- [EXERCISE INSTRUCTIONS] Go through the listing and pick out each line with the word "unique" in it.
************
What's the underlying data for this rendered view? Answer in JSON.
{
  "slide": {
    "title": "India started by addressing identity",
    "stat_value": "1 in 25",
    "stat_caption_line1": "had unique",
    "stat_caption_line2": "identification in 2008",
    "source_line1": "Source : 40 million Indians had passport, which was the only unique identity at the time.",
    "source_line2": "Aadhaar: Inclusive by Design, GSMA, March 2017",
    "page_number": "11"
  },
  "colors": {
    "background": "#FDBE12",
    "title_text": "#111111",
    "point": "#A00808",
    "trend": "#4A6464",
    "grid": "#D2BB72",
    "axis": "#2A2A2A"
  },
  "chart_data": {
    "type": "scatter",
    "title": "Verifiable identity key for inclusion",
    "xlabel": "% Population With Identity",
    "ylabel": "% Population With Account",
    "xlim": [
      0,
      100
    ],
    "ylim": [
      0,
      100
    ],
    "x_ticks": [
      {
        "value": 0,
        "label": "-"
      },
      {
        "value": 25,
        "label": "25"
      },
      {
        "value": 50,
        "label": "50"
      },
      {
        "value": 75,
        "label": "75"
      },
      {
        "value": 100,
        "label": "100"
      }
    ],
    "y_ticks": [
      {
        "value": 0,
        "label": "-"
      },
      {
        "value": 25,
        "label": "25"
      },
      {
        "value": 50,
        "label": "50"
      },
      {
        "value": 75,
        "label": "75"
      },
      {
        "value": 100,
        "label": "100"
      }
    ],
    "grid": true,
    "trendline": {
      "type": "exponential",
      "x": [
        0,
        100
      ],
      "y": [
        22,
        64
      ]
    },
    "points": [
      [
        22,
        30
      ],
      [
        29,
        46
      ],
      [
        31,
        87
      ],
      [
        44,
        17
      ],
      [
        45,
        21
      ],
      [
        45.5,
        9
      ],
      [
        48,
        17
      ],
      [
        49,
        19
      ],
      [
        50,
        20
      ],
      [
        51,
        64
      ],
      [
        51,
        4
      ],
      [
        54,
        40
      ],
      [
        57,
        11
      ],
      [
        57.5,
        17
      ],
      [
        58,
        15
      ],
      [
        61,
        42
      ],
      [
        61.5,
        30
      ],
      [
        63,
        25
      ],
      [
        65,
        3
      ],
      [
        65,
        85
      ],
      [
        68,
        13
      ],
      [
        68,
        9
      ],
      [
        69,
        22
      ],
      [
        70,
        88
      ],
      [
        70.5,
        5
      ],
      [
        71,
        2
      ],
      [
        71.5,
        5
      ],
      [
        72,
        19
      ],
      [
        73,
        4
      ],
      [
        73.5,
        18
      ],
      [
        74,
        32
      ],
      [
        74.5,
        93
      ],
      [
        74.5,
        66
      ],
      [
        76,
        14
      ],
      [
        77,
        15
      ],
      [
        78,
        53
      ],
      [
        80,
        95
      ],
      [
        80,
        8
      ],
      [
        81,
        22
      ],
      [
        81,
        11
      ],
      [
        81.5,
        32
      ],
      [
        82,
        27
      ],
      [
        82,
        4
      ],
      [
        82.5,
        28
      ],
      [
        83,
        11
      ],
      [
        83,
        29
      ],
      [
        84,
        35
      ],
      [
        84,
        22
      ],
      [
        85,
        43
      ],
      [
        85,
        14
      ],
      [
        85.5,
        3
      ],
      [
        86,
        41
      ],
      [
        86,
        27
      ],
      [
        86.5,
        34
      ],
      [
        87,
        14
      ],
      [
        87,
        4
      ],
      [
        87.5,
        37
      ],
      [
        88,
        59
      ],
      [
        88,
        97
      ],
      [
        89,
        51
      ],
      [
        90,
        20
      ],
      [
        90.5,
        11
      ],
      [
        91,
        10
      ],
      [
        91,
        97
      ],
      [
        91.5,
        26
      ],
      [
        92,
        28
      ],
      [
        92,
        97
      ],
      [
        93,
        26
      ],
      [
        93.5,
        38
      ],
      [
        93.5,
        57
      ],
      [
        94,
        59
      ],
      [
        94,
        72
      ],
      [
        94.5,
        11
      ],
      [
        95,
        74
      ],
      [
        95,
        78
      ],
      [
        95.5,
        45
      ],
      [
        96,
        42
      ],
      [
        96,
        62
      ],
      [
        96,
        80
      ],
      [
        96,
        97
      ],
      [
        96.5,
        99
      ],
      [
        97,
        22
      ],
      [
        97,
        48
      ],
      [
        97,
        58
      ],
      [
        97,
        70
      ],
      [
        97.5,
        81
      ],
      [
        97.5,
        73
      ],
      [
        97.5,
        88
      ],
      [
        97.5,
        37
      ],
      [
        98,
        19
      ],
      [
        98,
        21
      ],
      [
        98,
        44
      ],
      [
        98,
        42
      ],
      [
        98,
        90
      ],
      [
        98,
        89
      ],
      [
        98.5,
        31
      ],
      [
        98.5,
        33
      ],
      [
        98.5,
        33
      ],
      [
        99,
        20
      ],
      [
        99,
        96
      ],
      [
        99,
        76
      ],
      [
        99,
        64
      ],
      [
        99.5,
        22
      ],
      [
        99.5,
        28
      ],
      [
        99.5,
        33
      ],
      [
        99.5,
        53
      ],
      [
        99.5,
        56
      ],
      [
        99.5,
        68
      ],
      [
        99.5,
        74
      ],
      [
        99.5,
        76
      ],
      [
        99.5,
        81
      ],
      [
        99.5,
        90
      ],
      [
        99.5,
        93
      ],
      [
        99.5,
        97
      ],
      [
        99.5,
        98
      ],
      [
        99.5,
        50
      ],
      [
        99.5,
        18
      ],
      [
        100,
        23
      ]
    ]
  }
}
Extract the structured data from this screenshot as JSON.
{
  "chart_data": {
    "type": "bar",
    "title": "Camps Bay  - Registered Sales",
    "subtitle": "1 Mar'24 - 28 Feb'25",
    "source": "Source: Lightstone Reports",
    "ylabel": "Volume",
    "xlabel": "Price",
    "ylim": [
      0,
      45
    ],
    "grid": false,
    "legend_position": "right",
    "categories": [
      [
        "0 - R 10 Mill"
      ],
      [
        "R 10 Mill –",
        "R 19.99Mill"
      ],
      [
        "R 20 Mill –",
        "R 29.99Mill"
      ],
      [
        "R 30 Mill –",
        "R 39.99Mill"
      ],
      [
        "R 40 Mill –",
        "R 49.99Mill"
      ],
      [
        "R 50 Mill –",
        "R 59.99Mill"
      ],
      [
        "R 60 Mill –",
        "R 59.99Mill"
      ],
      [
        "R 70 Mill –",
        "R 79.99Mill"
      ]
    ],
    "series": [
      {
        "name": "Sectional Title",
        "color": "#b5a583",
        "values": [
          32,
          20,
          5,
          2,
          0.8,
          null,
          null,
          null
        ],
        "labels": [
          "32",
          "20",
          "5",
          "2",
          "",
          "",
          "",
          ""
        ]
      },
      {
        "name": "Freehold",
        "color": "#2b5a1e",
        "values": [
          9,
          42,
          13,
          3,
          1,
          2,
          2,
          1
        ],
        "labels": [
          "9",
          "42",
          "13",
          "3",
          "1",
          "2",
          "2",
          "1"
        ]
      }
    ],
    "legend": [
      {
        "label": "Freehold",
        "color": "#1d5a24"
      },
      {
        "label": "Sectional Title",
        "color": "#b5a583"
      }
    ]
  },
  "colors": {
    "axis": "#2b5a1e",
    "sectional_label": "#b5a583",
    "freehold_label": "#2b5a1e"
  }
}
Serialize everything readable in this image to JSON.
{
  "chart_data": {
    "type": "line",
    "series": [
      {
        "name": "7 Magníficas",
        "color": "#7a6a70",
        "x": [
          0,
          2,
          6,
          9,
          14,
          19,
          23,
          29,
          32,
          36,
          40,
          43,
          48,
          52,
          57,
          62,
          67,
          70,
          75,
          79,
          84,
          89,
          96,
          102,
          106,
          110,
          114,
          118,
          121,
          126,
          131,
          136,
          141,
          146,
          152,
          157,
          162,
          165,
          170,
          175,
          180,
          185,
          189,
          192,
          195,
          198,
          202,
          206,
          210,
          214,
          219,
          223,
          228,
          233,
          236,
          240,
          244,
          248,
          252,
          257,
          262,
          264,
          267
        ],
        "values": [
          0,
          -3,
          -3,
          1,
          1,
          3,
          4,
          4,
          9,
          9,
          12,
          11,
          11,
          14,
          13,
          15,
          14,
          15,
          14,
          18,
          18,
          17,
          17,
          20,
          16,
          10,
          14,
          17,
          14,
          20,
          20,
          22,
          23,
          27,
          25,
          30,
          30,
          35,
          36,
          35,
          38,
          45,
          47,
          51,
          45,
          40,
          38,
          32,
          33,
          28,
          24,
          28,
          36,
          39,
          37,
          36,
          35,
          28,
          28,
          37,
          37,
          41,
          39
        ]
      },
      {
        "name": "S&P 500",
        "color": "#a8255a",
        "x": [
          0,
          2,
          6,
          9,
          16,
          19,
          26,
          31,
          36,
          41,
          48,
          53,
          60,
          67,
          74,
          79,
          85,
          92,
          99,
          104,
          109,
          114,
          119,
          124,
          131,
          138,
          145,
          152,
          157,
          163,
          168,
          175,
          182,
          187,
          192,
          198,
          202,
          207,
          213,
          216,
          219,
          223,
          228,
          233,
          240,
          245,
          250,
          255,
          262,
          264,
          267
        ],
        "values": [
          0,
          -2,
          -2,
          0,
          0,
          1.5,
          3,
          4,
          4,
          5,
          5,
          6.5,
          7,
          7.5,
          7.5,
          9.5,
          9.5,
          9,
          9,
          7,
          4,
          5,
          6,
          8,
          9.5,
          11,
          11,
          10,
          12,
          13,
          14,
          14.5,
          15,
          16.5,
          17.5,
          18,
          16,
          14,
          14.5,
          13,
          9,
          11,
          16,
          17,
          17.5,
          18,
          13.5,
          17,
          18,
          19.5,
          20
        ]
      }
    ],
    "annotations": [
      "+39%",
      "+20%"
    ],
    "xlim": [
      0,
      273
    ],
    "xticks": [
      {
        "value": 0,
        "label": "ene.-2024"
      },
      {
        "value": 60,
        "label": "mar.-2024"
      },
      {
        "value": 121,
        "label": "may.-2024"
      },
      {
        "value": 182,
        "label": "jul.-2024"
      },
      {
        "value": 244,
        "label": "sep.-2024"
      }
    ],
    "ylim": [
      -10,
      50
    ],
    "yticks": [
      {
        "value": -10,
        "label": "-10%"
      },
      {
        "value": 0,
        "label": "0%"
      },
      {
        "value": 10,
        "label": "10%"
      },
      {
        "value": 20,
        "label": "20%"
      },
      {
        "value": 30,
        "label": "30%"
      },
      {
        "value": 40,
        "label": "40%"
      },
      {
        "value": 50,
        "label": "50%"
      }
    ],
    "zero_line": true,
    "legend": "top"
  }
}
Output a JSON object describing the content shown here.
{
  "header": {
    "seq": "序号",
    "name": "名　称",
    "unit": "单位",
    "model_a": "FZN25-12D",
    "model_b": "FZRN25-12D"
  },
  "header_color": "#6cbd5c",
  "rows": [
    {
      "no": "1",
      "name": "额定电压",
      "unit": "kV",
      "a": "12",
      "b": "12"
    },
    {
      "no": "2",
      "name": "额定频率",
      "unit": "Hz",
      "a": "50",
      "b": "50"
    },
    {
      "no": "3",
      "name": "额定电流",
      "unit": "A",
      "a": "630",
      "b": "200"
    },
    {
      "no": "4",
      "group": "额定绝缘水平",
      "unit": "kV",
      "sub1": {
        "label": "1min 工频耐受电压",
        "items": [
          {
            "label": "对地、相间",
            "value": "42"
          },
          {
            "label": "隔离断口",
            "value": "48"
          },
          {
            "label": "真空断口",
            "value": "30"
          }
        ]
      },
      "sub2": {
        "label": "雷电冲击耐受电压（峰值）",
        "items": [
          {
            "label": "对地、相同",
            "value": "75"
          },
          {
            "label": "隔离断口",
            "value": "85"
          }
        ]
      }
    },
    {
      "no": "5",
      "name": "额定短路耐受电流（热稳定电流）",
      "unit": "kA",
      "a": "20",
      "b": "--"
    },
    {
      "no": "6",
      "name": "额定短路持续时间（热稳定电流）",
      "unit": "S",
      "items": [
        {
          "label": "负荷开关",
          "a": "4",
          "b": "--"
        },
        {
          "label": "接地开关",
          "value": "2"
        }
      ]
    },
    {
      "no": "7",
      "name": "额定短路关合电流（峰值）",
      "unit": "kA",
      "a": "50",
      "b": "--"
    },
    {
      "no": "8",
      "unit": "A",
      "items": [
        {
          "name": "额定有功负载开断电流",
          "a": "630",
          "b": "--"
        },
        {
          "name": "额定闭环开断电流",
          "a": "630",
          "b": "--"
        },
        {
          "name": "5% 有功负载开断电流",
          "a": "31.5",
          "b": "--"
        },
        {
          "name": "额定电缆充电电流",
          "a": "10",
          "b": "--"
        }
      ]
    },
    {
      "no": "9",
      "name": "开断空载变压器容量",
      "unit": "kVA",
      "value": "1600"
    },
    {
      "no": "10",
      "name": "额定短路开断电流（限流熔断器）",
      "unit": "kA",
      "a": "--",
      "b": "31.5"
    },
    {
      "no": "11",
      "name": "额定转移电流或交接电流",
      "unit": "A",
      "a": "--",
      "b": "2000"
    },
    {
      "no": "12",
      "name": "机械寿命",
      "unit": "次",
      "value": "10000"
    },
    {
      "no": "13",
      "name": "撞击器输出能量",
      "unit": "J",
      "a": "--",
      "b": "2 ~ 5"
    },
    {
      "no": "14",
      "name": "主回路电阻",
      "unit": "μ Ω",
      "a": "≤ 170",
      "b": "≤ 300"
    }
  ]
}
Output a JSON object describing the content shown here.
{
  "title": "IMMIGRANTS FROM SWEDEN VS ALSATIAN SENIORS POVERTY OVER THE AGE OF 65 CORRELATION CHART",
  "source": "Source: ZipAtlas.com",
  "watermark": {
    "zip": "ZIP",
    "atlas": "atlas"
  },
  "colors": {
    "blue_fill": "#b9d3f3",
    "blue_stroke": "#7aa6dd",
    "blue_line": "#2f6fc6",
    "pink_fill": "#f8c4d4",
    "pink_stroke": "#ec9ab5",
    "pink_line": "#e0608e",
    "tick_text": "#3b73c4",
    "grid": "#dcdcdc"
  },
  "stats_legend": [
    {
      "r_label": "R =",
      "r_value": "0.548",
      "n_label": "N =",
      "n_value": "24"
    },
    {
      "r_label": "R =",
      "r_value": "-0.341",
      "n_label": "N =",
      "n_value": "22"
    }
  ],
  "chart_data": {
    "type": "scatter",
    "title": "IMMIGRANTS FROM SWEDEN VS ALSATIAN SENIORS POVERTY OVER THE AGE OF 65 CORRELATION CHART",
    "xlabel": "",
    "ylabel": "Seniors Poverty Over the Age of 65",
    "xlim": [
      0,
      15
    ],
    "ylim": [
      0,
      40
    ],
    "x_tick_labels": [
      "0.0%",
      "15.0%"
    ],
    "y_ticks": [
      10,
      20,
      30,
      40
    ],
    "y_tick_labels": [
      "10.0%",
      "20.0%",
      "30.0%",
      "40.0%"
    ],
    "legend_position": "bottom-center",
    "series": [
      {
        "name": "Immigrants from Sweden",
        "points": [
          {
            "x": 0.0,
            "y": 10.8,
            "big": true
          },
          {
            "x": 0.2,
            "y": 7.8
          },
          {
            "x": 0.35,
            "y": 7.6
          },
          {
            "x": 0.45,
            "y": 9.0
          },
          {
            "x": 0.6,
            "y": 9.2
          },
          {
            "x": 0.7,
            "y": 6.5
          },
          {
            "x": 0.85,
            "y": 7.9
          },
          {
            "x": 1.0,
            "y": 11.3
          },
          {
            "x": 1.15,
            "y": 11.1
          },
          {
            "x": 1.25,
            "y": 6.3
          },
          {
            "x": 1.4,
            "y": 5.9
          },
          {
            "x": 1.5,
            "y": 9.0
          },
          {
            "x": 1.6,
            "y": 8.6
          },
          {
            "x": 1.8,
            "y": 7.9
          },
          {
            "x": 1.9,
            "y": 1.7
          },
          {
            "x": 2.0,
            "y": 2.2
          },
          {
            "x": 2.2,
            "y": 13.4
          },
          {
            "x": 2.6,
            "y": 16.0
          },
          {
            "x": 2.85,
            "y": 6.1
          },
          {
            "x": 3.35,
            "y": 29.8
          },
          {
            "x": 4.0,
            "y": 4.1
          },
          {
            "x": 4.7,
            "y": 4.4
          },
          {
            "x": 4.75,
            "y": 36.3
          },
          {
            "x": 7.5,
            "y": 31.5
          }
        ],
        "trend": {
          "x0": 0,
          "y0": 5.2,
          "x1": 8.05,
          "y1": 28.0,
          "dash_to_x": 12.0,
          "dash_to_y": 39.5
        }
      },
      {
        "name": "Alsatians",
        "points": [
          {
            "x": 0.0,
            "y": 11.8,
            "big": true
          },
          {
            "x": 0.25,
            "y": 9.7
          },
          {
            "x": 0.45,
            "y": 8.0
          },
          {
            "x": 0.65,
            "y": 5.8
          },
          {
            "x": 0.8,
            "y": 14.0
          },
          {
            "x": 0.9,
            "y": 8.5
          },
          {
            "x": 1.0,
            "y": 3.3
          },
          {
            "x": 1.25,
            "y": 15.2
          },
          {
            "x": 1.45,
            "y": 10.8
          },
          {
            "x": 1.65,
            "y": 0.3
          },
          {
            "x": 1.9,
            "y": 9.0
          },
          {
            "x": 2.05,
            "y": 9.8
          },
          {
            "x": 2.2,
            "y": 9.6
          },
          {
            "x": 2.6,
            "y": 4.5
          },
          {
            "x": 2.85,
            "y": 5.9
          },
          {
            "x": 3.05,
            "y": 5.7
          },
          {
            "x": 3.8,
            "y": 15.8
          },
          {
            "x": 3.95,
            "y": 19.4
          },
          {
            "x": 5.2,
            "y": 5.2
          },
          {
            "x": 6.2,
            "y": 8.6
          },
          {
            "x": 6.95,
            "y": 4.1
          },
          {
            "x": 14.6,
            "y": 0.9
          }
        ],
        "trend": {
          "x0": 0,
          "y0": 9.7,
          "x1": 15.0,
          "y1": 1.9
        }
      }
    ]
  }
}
************
- [THE COMPLETED TASK]
    "stat_caption_line1": "had unique",
    "source_line1": "Source : 40 million Indians had passport, which was the only unique identity at the time.",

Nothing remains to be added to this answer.